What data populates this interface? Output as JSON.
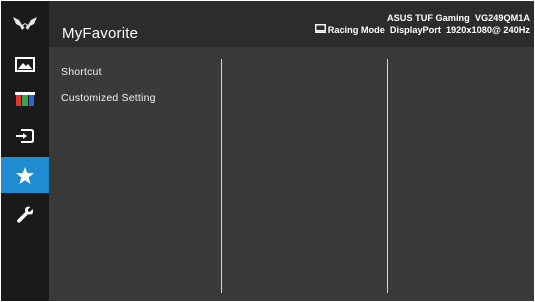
{
  "osd": {
    "title": "MyFavorite",
    "model": "ASUS TUF Gaming  VG249QM1A",
    "mode": "Racing Mode",
    "input": "DisplayPort",
    "resolution": "1920x1080@ 240Hz"
  },
  "sidebar": {
    "items": [
      {
        "icon": "tuf-logo-icon"
      },
      {
        "icon": "image-icon"
      },
      {
        "icon": "color-icon"
      },
      {
        "icon": "input-select-icon"
      },
      {
        "icon": "star-icon",
        "active": true
      },
      {
        "icon": "wrench-icon"
      }
    ]
  },
  "menu": {
    "items": [
      {
        "label": "Shortcut"
      },
      {
        "label": "Customized Setting"
      }
    ]
  },
  "colors": {
    "active_accent": "#1f8bd0",
    "header_bg": "#2c2c2c",
    "content_bg": "#3a3a3a",
    "sidebar_bg": "#1a1a1a"
  }
}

◇ ◇ ◇ ◇

> **Aim**
Pictures in the records should not appear in your copy, but everything else must be transcribed exactly.

> **Result for this task**
What data populates this interface? Output as JSON.
{
  "osd": {
    "title": "MyFavorite",
    "model": "ASUS TUF Gaming  VG249QM1A",
    "mode": "Racing Mode",
    "input": "DisplayPort",
    "resolution": "1920x1080@ 240Hz"
  },
  "sidebar": {
    "items": [
      {
        "icon": "tuf-logo-icon"
      },
      {
        "icon": "image-icon"
      },
      {
        "icon": "color-icon"
      },
      {
        "icon": "input-select-icon"
      },
      {
        "icon": "star-icon",
        "active": true
      },
      {
        "icon": "wrench-icon"
      }
    ]
  },
  "menu": {
    "items": [
      {
        "label": "Shortcut"
      },
      {
        "label": "Customized Setting"
      }
    ]
  },
  "colors": {
    "active_accent": "#1f8bd0",
    "header_bg": "#2c2c2c",
    "content_bg": "#3a3a3a",
    "sidebar_bg": "#1a1a1a"
  }
}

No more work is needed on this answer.